*DATA SUPPLIED:*
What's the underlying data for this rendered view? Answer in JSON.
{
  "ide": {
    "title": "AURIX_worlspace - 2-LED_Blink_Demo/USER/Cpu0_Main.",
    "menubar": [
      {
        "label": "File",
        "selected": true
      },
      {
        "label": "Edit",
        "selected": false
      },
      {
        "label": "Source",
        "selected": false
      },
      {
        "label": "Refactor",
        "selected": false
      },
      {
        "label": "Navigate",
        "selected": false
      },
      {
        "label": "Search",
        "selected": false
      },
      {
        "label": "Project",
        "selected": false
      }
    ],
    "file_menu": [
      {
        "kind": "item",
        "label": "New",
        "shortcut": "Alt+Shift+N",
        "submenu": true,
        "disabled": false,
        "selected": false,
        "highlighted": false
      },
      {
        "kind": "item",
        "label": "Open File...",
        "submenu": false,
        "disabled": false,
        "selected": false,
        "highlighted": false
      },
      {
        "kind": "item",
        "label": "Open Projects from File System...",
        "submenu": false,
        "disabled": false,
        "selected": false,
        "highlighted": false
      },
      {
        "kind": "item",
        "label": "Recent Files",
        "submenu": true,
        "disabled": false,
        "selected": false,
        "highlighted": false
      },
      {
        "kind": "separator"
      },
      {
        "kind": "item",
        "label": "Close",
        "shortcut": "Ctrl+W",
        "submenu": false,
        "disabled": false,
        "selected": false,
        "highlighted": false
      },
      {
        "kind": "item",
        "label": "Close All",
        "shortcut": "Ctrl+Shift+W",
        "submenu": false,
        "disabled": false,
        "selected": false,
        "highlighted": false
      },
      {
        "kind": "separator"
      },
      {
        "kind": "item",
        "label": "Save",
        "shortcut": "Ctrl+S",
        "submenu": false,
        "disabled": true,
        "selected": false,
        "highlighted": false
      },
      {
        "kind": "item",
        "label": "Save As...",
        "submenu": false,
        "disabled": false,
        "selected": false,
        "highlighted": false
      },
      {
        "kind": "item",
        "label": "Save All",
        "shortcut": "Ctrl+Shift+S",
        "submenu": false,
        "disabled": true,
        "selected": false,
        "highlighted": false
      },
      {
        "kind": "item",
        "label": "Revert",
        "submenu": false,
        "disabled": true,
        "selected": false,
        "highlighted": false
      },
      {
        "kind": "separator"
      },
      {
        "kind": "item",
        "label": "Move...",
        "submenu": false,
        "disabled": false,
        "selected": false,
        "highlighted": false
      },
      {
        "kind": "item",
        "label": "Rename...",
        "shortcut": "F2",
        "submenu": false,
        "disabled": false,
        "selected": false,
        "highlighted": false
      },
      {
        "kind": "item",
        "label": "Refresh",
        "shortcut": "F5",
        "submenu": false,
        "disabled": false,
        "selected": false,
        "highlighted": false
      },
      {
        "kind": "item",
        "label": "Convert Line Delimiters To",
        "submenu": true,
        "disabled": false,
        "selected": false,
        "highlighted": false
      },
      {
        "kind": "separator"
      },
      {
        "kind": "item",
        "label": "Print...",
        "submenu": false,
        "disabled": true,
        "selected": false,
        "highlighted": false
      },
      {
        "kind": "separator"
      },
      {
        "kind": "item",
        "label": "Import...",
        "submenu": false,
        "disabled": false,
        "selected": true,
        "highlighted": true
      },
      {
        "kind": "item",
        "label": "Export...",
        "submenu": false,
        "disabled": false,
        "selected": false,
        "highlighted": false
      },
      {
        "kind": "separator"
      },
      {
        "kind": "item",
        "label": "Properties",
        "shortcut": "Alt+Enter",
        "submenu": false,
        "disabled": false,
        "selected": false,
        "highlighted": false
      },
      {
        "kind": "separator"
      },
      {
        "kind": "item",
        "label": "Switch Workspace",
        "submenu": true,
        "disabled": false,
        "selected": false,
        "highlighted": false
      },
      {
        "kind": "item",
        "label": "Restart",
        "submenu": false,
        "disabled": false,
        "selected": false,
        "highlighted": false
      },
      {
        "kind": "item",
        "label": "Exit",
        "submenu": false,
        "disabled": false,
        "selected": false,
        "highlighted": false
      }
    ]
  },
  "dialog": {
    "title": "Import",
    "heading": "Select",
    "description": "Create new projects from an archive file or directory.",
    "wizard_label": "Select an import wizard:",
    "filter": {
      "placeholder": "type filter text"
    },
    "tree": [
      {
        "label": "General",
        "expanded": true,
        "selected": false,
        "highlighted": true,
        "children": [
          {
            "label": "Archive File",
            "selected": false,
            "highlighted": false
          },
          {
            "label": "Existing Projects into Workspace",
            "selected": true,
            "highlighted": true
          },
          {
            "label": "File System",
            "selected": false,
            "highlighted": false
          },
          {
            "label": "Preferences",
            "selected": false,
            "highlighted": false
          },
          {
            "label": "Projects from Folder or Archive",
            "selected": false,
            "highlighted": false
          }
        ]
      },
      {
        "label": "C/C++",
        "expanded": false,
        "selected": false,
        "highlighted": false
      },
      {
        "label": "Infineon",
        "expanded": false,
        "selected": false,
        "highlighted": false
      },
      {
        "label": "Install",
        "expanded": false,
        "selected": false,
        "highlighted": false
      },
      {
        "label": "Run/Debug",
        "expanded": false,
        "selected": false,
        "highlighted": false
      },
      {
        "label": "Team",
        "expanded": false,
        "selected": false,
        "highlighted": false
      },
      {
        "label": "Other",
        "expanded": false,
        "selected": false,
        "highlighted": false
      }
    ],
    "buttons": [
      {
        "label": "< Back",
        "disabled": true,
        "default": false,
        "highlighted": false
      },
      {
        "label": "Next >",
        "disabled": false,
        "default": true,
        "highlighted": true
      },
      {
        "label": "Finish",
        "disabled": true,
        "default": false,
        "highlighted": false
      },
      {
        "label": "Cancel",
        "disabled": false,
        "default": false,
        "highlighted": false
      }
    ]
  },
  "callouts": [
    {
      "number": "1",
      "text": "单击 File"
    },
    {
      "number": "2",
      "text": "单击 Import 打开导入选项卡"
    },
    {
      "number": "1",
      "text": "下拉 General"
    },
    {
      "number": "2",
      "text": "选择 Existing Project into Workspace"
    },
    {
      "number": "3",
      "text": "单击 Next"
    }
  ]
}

*EXERCISE DIRECTIONS:*
Extract from the data every line where "text" shows up.

*ANSWER FOR THIS EXERCISE:*
      "placeholder": "type filter text"
      "text": "单击 File"
      "text": "单击 Import 打开导入选项卡"
      "text": "下拉 General"
      "text": "选择 Existing Project into Workspace"
      "text": "单击 Next"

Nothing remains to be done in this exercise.